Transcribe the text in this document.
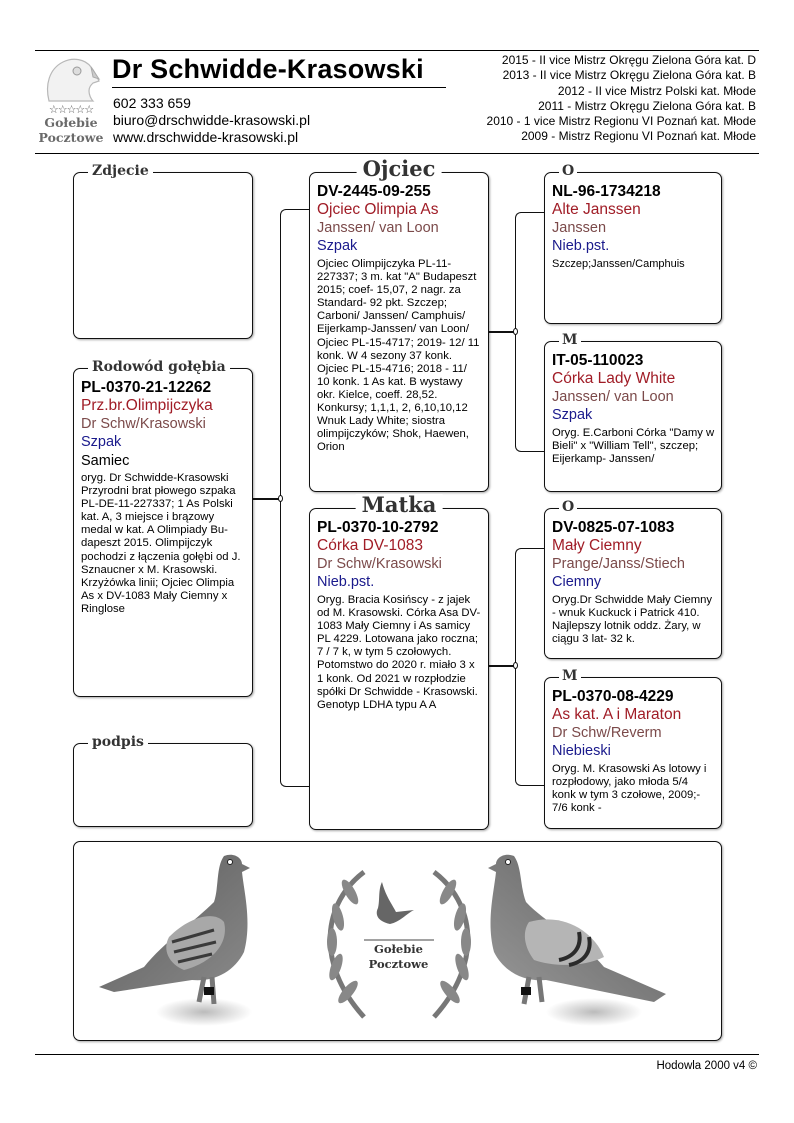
☆☆☆☆☆
Gołebie
Pocztowe
Dr Schwidde-Krasowski
602 333 659
biuro@drschwidde-krasowski.pl
www.drschwidde-krasowski.pl
2015 - II vice Mistrz Okręgu Zielona Góra kat. D
2013 - II vice Mistrz Okręgu Zielona Góra kat. B
2012 - II vice Mistrz Polski kat. Młode
2011 - Mistrz Okręgu Zielona Góra kat. B
2010 - 1 vice Mistrz Regionu VI Poznań kat. Młode
2009 - Mistrz Regionu VI Poznań kat. Młode
Zdjecie
Rodowód gołębia
PL-0370-21-12262
Prz.br.Olimpijczyka
Dr Schw/Krasowski
Szpak
Samiec
oryg. Dr Schwidde-Krasowski Przyrodni brat płowego szpaka PL-DE-11-227337; 1 As Polski kat. A, 3 miejsce i brązowy medal w kat. A Olimpiady Bu-dapeszt 2015. Olimpijczyk pochodzi z łączenia gołębi od J. Sznaucner x M. Krasowski. Krzyżówka linii; Ojciec Olimpia As x DV-1083 Mały Ciemny x Ringlose
podpis
Ojciec
DV-2445-09-255
Ojciec Olimpia As
Janssen/ van Loon
Szpak
Ojciec Olimpijczyka PL-11-227337; 3 m. kat "A" Budapeszt 2015; coef- 15,07, 2 nagr. za Standard- 92 pkt. Szczep; Carboni/ Janssen/ Camphuis/ Eijerkamp-Janssen/ van Loon/ Ojciec PL-15-4717; 2019- 12/ 11 konk. W 4 sezony 37 konk. Ojciec PL-15-4716; 2018 - 11/ 10 konk. 1 As kat. B wystawy okr. Kielce, coeff. 28,52. Konkursy; 1,1,1, 2, 6,10,10,12 Wnuk Lady White; siostra olimpijczyków; Shok, Haewen, Orion
Matka
PL-0370-10-2792
Córka DV-1083
Dr Schw/Krasowski
Nieb.pst.
Oryg. Bracia Kosińscy - z jajek od M. Krasowski. Córka Asa DV-1083 Mały Ciemny i As samicy PL 4229. Lotowana jako roczna; 7 / 7 k, w tym 5 czołowych. Potomstwo do 2020 r. miało 3 x 1 konk. Od 2021 w rozpłodzie spółki Dr Schwidde - Krasowski. Genotyp LDHA typu A A
O
NL-96-1734218
Alte Janssen
Janssen
Nieb.pst.
Szczep;Janssen/Camphuis
M
IT-05-110023
Córka Lady White
Janssen/ van Loon
Szpak
Oryg. E.Carboni Córka "Damy w Bieli" x "William Tell", szczep; Eijerkamp- Janssen/
O
DV-0825-07-1083
Mały Ciemny
Prange/Janss/Stiech
Ciemny
Oryg.Dr Schwidde Mały Ciemny - wnuk Kuckuck i Patrick 410. Najlepszy lotnik oddz. Żary, w ciągu 3 lat- 32 k.
M
PL-0370-08-4229
As kat. A i Maraton
Dr Schw/Reverm
Niebieski
Oryg. M. Krasowski As lotowy i rozpłodowy, jako młoda 5/4 konk w tym 3 czołowe, 2009;- 7/6 konk -
Gołebie
Pocztowe
Hodowla 2000 v4 ©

### Your instructions
Go through the preceding material and copy each line that has the word "Góra".

### Solution for this problem
2015 - II vice Mistrz Okręgu Zielona Góra kat. D
2013 - II vice Mistrz Okręgu Zielona Góra kat. B
2011 - Mistrz Okręgu Zielona Góra kat. B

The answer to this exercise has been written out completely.